§ **Goal of the exercise**
Wherever "percent" appears in a line, copy that line.

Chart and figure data
────────────────────

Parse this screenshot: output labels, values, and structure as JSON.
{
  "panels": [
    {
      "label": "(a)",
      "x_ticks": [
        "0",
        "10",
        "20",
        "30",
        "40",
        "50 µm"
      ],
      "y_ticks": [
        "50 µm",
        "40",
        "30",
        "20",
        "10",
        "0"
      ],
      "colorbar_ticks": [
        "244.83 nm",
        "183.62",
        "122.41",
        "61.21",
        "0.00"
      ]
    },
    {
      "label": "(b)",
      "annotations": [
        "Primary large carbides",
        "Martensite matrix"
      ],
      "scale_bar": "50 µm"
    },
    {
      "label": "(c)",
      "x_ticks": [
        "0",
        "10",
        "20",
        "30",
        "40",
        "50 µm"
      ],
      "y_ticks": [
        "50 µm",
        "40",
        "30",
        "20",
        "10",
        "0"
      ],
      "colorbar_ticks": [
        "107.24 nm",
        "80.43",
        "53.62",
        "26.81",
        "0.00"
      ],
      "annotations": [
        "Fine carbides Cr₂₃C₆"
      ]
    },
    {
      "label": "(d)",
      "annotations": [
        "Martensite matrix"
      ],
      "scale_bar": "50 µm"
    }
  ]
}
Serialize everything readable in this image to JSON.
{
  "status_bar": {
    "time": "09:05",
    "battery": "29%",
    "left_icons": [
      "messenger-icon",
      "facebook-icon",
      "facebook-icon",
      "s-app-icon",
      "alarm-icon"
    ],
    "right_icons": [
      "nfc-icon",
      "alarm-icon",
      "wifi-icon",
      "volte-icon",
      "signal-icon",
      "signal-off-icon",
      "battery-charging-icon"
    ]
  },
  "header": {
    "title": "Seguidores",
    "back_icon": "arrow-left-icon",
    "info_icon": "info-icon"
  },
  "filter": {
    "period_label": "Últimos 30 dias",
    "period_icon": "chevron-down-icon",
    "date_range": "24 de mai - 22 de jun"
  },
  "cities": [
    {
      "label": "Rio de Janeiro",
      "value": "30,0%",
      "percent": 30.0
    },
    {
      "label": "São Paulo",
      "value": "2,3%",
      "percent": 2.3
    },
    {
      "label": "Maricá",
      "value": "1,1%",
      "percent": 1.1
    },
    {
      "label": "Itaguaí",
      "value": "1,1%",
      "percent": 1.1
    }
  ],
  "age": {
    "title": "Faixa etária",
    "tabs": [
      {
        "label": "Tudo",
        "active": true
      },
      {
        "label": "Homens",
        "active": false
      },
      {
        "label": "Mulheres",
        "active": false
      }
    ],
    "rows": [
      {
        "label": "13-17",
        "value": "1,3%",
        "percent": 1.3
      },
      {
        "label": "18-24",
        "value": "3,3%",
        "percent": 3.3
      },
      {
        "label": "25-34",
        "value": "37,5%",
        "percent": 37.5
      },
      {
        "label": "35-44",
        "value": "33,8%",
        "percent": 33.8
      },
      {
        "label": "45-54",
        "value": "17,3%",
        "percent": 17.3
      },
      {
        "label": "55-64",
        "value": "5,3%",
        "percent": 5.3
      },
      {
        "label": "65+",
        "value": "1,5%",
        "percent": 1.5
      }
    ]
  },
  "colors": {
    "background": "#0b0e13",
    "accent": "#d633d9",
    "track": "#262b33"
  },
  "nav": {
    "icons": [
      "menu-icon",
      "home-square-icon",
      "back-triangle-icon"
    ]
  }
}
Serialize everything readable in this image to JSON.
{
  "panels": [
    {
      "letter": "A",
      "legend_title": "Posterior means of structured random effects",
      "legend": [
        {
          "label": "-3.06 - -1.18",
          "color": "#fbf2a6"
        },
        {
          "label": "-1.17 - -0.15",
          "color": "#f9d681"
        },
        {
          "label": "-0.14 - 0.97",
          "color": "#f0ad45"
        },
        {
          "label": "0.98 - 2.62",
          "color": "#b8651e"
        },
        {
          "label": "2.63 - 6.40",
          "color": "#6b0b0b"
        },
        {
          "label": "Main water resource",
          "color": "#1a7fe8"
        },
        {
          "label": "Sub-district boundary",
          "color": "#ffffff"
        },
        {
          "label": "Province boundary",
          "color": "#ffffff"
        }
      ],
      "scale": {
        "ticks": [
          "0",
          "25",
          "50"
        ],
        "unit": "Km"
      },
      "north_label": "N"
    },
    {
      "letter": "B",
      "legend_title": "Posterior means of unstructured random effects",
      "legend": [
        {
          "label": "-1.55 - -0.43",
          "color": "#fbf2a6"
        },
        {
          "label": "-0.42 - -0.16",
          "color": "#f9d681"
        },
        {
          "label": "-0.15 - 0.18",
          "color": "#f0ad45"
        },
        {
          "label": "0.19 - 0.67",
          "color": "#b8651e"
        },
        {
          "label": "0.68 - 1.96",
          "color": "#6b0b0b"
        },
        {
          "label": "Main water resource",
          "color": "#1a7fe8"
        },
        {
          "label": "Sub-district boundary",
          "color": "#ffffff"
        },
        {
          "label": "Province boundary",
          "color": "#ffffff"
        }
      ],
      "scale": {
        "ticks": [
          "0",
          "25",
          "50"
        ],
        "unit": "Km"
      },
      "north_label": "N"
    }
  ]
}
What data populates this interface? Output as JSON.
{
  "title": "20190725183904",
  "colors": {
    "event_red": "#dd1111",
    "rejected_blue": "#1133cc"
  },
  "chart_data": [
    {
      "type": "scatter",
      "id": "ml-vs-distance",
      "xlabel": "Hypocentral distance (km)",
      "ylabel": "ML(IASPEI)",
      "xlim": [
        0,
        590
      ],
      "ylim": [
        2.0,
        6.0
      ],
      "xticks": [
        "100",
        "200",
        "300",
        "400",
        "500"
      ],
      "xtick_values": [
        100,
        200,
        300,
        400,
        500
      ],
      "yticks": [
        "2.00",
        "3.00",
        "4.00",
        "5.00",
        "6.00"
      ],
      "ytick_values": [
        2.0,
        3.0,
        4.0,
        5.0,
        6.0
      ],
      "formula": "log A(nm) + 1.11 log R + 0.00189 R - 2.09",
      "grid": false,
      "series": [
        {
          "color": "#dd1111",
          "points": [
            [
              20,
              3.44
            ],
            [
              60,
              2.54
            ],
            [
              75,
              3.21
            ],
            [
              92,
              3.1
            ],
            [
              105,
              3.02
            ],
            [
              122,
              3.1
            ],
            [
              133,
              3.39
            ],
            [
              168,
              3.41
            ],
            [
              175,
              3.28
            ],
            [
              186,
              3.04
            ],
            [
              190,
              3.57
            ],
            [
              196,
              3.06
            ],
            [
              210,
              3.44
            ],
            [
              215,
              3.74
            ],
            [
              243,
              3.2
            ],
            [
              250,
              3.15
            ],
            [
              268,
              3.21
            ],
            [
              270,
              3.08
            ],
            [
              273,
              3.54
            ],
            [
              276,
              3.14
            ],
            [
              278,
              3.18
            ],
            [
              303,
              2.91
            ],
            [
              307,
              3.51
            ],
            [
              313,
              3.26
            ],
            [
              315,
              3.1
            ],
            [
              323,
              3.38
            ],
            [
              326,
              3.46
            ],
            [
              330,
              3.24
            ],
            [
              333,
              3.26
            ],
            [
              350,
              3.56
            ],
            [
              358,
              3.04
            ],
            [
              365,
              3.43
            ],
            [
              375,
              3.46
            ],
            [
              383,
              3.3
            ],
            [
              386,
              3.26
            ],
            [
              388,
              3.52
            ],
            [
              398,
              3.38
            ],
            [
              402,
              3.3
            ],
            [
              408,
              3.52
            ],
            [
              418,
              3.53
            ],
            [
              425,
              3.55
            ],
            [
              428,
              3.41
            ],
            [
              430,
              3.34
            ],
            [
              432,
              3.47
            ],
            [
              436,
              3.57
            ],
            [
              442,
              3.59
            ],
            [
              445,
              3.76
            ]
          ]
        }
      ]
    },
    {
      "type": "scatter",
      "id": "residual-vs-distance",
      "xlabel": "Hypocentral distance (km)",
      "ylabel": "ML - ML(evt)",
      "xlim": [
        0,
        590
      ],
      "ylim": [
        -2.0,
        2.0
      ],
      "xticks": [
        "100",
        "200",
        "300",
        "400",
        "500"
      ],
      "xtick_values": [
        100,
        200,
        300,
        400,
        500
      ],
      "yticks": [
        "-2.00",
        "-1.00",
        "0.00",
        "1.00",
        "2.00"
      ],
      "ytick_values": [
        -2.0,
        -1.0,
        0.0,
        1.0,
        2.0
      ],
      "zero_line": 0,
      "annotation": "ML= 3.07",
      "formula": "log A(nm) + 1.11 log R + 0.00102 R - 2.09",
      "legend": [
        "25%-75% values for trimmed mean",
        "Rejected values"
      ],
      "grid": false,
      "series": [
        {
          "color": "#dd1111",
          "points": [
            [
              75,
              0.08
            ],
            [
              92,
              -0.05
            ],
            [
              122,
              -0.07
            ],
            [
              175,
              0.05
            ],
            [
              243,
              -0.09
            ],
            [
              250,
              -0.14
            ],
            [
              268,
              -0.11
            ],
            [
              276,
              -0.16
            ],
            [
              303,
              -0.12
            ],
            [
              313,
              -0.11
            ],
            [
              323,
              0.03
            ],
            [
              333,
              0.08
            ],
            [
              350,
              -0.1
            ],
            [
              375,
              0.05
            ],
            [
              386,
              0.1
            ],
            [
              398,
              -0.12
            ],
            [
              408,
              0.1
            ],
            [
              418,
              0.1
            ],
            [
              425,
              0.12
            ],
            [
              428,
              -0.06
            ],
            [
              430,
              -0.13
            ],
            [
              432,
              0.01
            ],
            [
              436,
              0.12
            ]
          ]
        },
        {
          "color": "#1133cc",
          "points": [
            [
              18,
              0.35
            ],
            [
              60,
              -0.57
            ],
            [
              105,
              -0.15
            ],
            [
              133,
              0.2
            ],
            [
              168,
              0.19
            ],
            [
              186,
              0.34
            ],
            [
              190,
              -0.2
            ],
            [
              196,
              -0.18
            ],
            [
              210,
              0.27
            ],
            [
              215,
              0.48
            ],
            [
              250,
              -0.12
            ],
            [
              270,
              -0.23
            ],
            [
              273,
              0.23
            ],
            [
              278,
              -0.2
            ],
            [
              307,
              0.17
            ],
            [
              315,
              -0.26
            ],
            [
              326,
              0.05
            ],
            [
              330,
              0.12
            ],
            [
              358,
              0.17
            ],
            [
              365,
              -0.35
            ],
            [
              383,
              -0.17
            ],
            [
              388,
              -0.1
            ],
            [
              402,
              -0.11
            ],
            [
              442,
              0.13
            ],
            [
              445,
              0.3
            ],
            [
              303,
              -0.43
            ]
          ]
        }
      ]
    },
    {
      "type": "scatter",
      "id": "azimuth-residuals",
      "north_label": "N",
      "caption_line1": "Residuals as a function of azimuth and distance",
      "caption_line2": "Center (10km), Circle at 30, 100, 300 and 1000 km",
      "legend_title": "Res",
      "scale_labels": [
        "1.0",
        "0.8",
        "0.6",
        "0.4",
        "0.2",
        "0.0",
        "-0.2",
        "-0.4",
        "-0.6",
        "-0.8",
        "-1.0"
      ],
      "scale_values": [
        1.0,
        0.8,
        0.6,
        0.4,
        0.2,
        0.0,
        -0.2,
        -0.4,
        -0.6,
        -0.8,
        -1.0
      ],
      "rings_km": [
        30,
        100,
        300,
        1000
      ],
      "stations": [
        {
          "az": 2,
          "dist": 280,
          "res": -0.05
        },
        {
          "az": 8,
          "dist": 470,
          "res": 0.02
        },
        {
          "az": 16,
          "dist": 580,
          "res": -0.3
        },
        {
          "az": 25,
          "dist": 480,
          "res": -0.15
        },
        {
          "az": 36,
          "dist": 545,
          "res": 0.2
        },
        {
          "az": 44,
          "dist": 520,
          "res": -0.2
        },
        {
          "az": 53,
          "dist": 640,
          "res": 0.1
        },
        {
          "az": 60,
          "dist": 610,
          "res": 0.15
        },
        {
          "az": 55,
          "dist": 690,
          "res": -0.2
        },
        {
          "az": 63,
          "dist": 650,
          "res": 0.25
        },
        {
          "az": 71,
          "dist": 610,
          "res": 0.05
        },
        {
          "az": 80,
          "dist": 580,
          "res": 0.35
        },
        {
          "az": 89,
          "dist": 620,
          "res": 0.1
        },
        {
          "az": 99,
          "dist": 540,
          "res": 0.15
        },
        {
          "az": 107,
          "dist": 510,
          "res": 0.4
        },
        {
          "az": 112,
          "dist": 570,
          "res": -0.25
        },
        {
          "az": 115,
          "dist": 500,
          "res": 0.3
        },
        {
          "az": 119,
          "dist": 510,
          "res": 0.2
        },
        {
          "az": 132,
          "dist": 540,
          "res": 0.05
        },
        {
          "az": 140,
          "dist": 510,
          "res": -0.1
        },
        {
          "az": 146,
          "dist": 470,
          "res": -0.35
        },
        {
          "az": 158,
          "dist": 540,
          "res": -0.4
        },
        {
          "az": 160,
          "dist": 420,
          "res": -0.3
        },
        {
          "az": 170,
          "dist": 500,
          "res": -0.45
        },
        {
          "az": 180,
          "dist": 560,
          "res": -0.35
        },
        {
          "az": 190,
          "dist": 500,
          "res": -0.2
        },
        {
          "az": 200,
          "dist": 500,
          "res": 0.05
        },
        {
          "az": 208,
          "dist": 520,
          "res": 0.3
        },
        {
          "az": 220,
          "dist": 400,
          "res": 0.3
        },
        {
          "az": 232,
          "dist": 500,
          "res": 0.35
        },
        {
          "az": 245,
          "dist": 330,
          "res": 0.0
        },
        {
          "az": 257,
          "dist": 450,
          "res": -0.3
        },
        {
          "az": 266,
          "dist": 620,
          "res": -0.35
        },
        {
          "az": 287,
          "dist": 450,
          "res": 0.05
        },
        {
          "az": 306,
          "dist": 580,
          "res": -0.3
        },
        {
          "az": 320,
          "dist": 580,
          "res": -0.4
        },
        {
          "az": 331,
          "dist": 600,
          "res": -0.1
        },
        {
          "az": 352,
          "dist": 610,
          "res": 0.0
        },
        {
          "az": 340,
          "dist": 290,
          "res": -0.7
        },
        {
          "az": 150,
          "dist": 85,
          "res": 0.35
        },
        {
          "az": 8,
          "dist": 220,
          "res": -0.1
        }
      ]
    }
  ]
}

────────────────────

§ **Solution for this task**
      "percent": 30.0
      "percent": 2.3
      "percent": 1.1
      "percent": 1.1
        "percent": 1.3
        "percent": 3.3
        "percent": 37.5
        "percent": 33.8
        "percent": 17.3
        "percent": 5.3
        "percent": 1.5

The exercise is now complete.